## Problem to solve
Copy the data precisely, keeping every character.

## Items
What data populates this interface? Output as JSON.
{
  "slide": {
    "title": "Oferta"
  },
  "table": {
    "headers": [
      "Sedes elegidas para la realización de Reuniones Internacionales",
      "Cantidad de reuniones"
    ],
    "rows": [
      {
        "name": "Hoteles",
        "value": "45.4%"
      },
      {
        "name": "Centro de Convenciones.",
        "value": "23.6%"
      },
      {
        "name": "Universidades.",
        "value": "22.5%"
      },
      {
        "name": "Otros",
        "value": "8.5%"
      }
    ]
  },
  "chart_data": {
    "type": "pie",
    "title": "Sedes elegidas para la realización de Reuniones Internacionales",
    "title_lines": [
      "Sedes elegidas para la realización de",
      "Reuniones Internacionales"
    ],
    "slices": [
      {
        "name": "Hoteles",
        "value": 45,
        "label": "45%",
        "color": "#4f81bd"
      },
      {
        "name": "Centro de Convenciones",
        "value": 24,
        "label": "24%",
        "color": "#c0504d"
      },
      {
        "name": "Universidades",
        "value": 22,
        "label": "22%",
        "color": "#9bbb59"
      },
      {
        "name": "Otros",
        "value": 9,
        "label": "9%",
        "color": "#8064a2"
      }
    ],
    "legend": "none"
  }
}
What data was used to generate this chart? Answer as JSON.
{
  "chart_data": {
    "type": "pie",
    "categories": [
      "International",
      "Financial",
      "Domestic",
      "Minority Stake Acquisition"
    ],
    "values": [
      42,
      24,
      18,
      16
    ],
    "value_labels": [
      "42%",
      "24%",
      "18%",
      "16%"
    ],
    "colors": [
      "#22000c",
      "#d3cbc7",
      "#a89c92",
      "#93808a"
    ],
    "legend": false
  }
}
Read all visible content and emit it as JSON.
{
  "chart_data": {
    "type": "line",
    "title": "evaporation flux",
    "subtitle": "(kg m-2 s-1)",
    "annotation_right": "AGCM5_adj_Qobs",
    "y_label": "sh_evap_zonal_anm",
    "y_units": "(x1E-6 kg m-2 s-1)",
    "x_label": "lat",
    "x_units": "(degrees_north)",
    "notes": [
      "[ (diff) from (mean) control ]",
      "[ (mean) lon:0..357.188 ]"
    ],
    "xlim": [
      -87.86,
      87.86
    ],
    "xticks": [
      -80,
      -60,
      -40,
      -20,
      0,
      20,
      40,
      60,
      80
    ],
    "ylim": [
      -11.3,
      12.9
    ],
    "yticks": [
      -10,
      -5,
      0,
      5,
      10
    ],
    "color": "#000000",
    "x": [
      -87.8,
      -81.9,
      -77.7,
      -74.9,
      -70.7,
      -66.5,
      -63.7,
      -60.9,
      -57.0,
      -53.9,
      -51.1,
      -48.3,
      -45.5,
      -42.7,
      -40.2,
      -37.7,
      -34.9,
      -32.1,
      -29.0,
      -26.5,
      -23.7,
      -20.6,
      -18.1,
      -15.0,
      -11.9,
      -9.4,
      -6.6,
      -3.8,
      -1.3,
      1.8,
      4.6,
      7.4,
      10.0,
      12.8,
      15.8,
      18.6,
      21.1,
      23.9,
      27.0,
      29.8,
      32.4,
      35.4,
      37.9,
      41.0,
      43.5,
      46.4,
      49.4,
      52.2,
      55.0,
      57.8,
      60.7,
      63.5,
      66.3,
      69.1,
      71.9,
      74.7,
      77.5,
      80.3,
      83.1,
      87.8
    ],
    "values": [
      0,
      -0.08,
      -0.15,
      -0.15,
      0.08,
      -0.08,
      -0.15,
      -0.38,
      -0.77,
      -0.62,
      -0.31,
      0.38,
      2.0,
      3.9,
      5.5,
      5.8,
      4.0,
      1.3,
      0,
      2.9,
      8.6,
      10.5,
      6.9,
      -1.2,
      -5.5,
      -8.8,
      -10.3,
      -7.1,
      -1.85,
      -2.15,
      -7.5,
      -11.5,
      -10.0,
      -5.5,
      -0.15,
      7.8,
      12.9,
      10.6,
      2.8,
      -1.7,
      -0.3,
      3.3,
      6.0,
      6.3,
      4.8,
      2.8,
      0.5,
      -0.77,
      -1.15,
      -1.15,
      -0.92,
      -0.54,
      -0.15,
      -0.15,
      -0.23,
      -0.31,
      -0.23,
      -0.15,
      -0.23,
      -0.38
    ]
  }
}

## Solution for this task
What data populates this interface? Output as JSON.
{
  "slide": {
    "title": "Oferta"
  },
  "table": {
    "headers": [
      "Sedes elegidas para la realización de Reuniones Internacionales",
      "Cantidad de reuniones"
    ],
    "rows": [
      {
        "name": "Hoteles",
        "value": "45.4%"
      },
      {
        "name": "Centro de Convenciones.",
        "value": "23.6%"
      },
      {
        "name": "Universidades.",
        "value": "22.5%"
      },
      {
        "name": "Otros",
        "value": "8.5%"
      }
    ]
  },
  "chart_data": {
    "type": "pie",
    "title": "Sedes elegidas para la realización de Reuniones Internacionales",
    "title_lines": [
      "Sedes elegidas para la realización de",
      "Reuniones Internacionales"
    ],
    "slices": [
      {
        "name": "Hoteles",
        "value": 45,
        "label": "45%",
        "color": "#4f81bd"
      },
      {
        "name": "Centro de Convenciones",
        "value": 24,
        "label": "24%",
        "color": "#c0504d"
      },
      {
        "name": "Universidades",
        "value": 22,
        "label": "22%",
        "color": "#9bbb59"
      },
      {
        "name": "Otros",
        "value": 9,
        "label": "9%",
        "color": "#8064a2"
      }
    ],
    "legend": "none"
  }
}
What data was used to generate this chart? Answer as JSON.
{
  "chart_data": {
    "type": "pie",
    "categories": [
      "International",
      "Financial",
      "Domestic",
      "Minority Stake Acquisition"
    ],
    "values": [
      42,
      24,
      18,
      16
    ],
    "value_labels": [
      "42%",
      "24%",
      "18%",
      "16%"
    ],
    "colors": [
      "#22000c",
      "#d3cbc7",
      "#a89c92",
      "#93808a"
    ],
    "legend": false
  }
}
Read all visible content and emit it as JSON.
{
  "chart_data": {
    "type": "line",
    "title": "evaporation flux",
    "subtitle": "(kg m-2 s-1)",
    "annotation_right": "AGCM5_adj_Qobs",
    "y_label": "sh_evap_zonal_anm",
    "y_units": "(x1E-6 kg m-2 s-1)",
    "x_label": "lat",
    "x_units": "(degrees_north)",
    "notes": [
      "[ (diff) from (mean) control ]",
      "[ (mean) lon:0..357.188 ]"
    ],
    "xlim": [
      -87.86,
      87.86
    ],
    "xticks": [
      -80,
      -60,
      -40,
      -20,
      0,
      20,
      40,
      60,
      80
    ],
    "ylim": [
      -11.3,
      12.9
    ],
    "yticks": [
      -10,
      -5,
      0,
      5,
      10
    ],
    "color": "#000000",
    "x": [
      -87.8,
      -81.9,
      -77.7,
      -74.9,
      -70.7,
      -66.5,
      -63.7,
      -60.9,
      -57.0,
      -53.9,
      -51.1,
      -48.3,
      -45.5,
      -42.7,
      -40.2,
      -37.7,
      -34.9,
      -32.1,
      -29.0,
      -26.5,
      -23.7,
      -20.6,
      -18.1,
      -15.0,
      -11.9,
      -9.4,
      -6.6,
      -3.8,
      -1.3,
      1.8,
      4.6,
      7.4,
      10.0,
      12.8,
      15.8,
      18.6,
      21.1,
      23.9,
      27.0,
      29.8,
      32.4,
      35.4,
      37.9,
      41.0,
      43.5,
      46.4,
      49.4,
      52.2,
      55.0,
      57.8,
      60.7,
      63.5,
      66.3,
      69.1,
      71.9,
      74.7,
      77.5,
      80.3,
      83.1,
      87.8
    ],
    "values": [
      0,
      -0.08,
      -0.15,
      -0.15,
      0.08,
      -0.08,
      -0.15,
      -0.38,
      -0.77,
      -0.62,
      -0.31,
      0.38,
      2.0,
      3.9,
      5.5,
      5.8,
      4.0,
      1.3,
      0,
      2.9,
      8.6,
      10.5,
      6.9,
      -1.2,
      -5.5,
      -8.8,
      -10.3,
      -7.1,
      -1.85,
      -2.15,
      -7.5,
      -11.5,
      -10.0,
      -5.5,
      -0.15,
      7.8,
      12.9,
      10.6,
      2.8,
      -1.7,
      -0.3,
      3.3,
      6.0,
      6.3,
      4.8,
      2.8,
      0.5,
      -0.77,
      -1.15,
      -1.15,
      -0.92,
      -0.54,
      -0.15,
      -0.15,
      -0.23,
      -0.31,
      -0.23,
      -0.15,
      -0.23,
      -0.38
    ]
  }
}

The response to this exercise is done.